AIM: From the listing below, pull out every line where the string "uchun" appears.

Extracted data entries:
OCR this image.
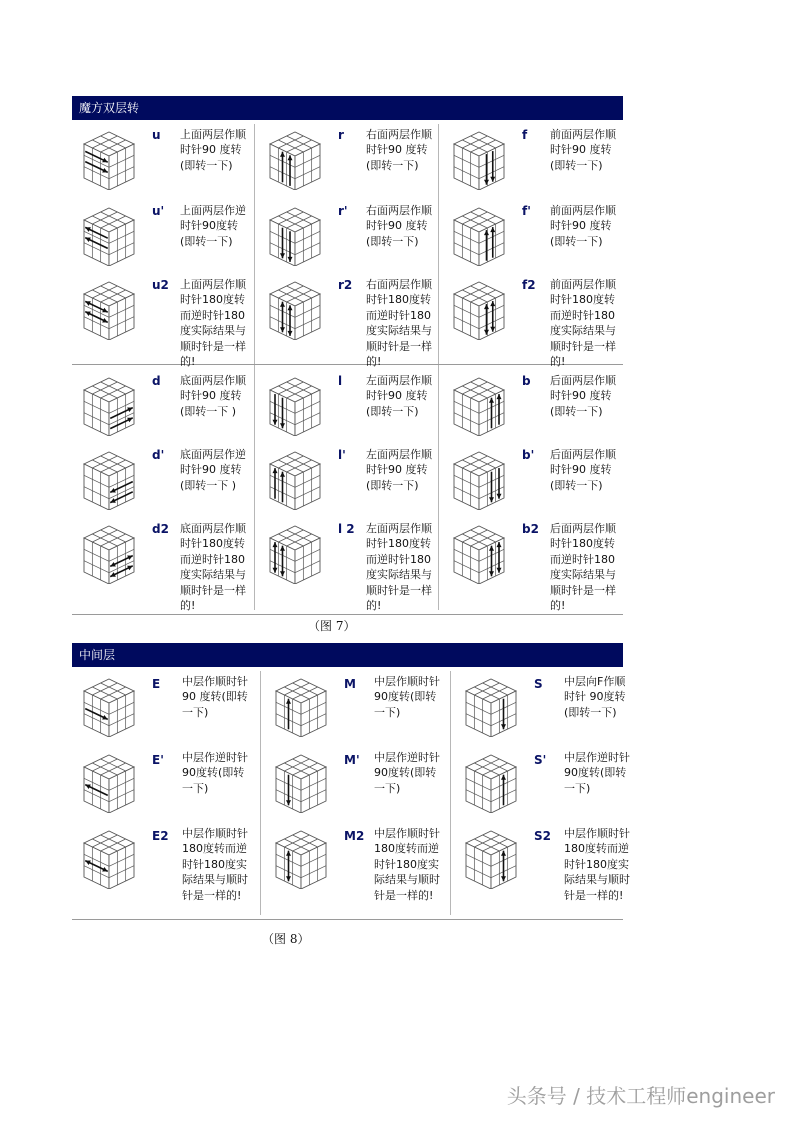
魔方双层转
u 上面两层作顺时针90 度转(即转一下)
r 右面两层作顺时针90 度转(即转一下)
f 前面两层作顺时针90 度转(即转一下)
u' 上面两层作逆时针90度转(即转一下)
r' 右面两层作顺时针90 度转(即转一下)
f' 前面两层作顺时针90 度转(即转一下)
u2 上面两层作顺时针180度转而逆时针180度实际结果与顺时针是一样的!
r2 右面两层作顺时针180度转而逆时针180度实际结果与顺时针是一样的!
f2 前面两层作顺时针180度转而逆时针180度实际结果与顺时针是一样的!
d 底面两层作顺时针90 度转(即转一下 )
l 左面两层作顺时针90 度转(即转一下)
b 后面两层作顺时针90 度转(即转一下)
d' 底面两层作逆时针90 度转(即转一下 )
l' 左面两层作顺时针90 度转(即转一下)
b' 后面两层作顺时针90 度转(即转一下)
d2 底面两层作顺时针180度转而逆时针180度实际结果与顺时针是一样的!
l 2 左面两层作顺时针180度转而逆时针180度实际结果与顺时针是一样的!
b2 后面两层作顺时针180度转而逆时针180度实际结果与顺时针是一样的!
（图 7）
中间层
E 中层作顺时针90 度转(即转一下)
M 中层作顺时针90度转(即转一下)
S 中层向F作顺时针 90度转(即转一下)
E' 中层作逆时针90度转(即转一下)
M' 中层作逆时针90度转(即转一下)
S' 中层作逆时针90度转(即转一下)
E2 中层作顺时针180度转而逆时针180度实际结果与顺时针是一样的!
M2 中层作顺时针180度转而逆时针180度实际结果与顺时针是一样的!
S2 中层作顺时针180度转而逆时针180度实际结果与顺时针是一样的!
（图 8）
头条号 / 技术工程师engineer
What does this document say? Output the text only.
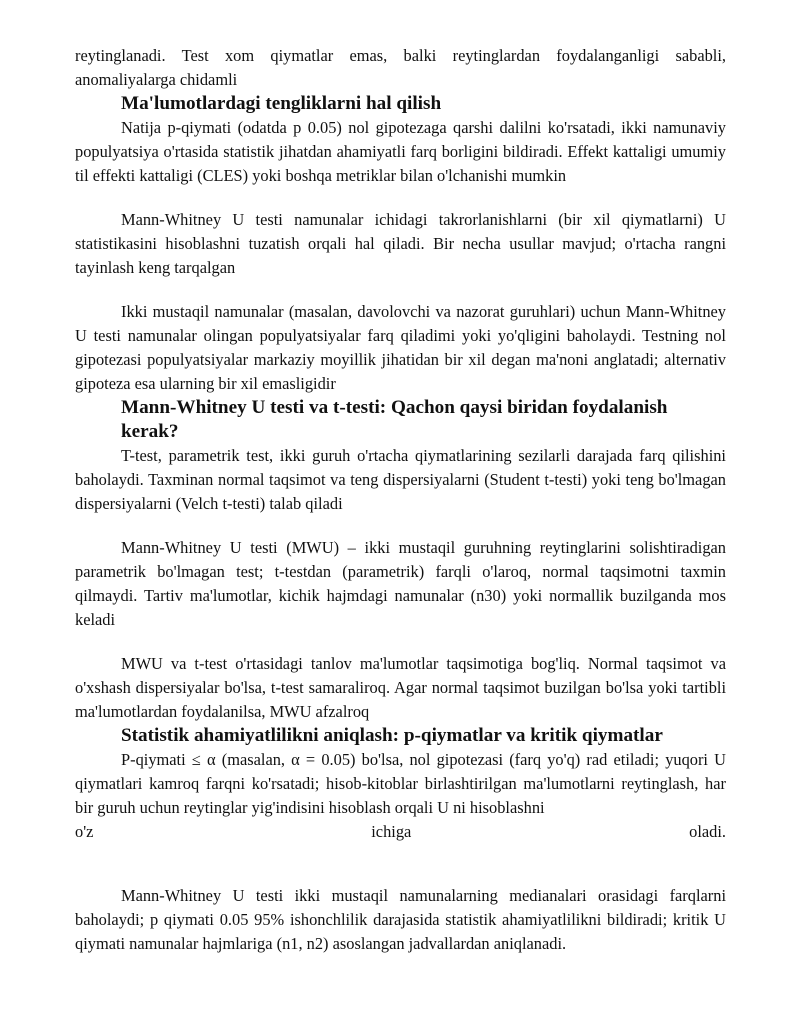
reytinglanadi. Test xom qiymatlar emas, balki reytinglardan foydalanganligi sababli, anomaliyalarga chidamli

Ma'lumotlardagi tengliklarni hal qilish

Natija p-qiymati (odatda p 0.05) nol gipotezaga qarshi dalilni ko'rsatadi, ikki namunaviy populyatsiya o'rtasida statistik jihatdan ahamiyatli farq borligini bildiradi. Effekt kattaligi umumiy til effekti kattaligi (CLES) yoki boshqa metriklar bilan o'lchanishi mumkin

Mann-Whitney U testi namunalar ichidagi takrorlanishlarni (bir xil qiymatlarni) U statistikasini hisoblashni tuzatish orqali hal qiladi. Bir necha usullar mavjud; o'rtacha rangni tayinlash keng tarqalgan

Ikki mustaqil namunalar (masalan, davolovchi va nazorat guruhlari) uchun Mann-Whitney U testi namunalar olingan populyatsiyalar farq qiladimi yoki yo'qligini baholaydi. Testning nol gipotezasi populyatsiyalar markaziy moyillik jihatidan bir xil degan ma'noni anglatadi; alternativ gipoteza esa ularning bir xil emasligidir

Mann-Whitney U testi va t-testi: Qachon qaysi biridan foydalanish kerak?

T-test, parametrik test, ikki guruh o'rtacha qiymatlarining sezilarli darajada farq qilishini baholaydi. Taxminan normal taqsimot va teng dispersiyalarni (Student t-testi) yoki teng bo'lmagan dispersiyalarni (Velch t-testi) talab qiladi

Mann-Whitney U testi (MWU) – ikki mustaqil guruhning reytinglarini solishtiradigan parametrik bo'lmagan test; t-testdan (parametrik) farqli o'laroq, normal taqsimotni taxmin qilmaydi. Tartiv ma'lumotlar, kichik hajmdagi namunalar (n30) yoki normallik buzilganda mos keladi

MWU va t-test o'rtasidagi tanlov ma'lumotlar taqsimotiga bog'liq. Normal taqsimot va o'xshash dispersiyalar bo'lsa, t-test samaraliroq. Agar normal taqsimot buzilgan bo'lsa yoki tartibli ma'lumotlardan foydalanilsa, MWU afzalroq

Statistik ahamiyatlilikni aniqlash: p-qiymatlar va kritik qiymatlar

P-qiymati ≤ α (masalan, α = 0.05) bo'lsa, nol gipotezasi (farq yo'q) rad etiladi; yuqori U qiymatlari kamroq farqni ko'rsatadi; hisob-kitoblar birlashtirilgan ma'lumotlarni reytinglash, har bir guruh uchun reytinglar yig'indisini hisoblash orqali U ni hisoblashni

o'z	ichiga	oladi.

Mann-Whitney U testi ikki mustaqil namunalarning medianalari orasidagi farqlarni baholaydi; p qiymati 0.05 95% ishonchlilik darajasida statistik ahamiyatlilikni bildiradi; kritik U qiymati namunalar hajmlariga (n1, n2) asoslangan jadvallardan aniqlanadi.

WRITTEN RESPONSE:
Ikki mustaqil namunalar (masalan, davolovchi va nazorat guruhlari) uchun Mann-Whitney U testi namunalar olingan populyatsiyalar farq qiladimi yoki yo'qligini baholaydi. Testning nol gipotezasi populyatsiyalar markaziy moyillik jihatidan bir xil degan ma'noni anglatadi; alternativ gipoteza esa ularning bir xil emasligidir
P-qiymati ≤ α (masalan, α = 0.05) bo'lsa, nol gipotezasi (farq yo'q) rad etiladi; yuqori U qiymatlari kamroq farqni ko'rsatadi; hisob-kitoblar birlashtirilgan ma'lumotlarni reytinglash, har bir guruh uchun reytinglar yig'indisini hisoblash orqali U ni hisoblashni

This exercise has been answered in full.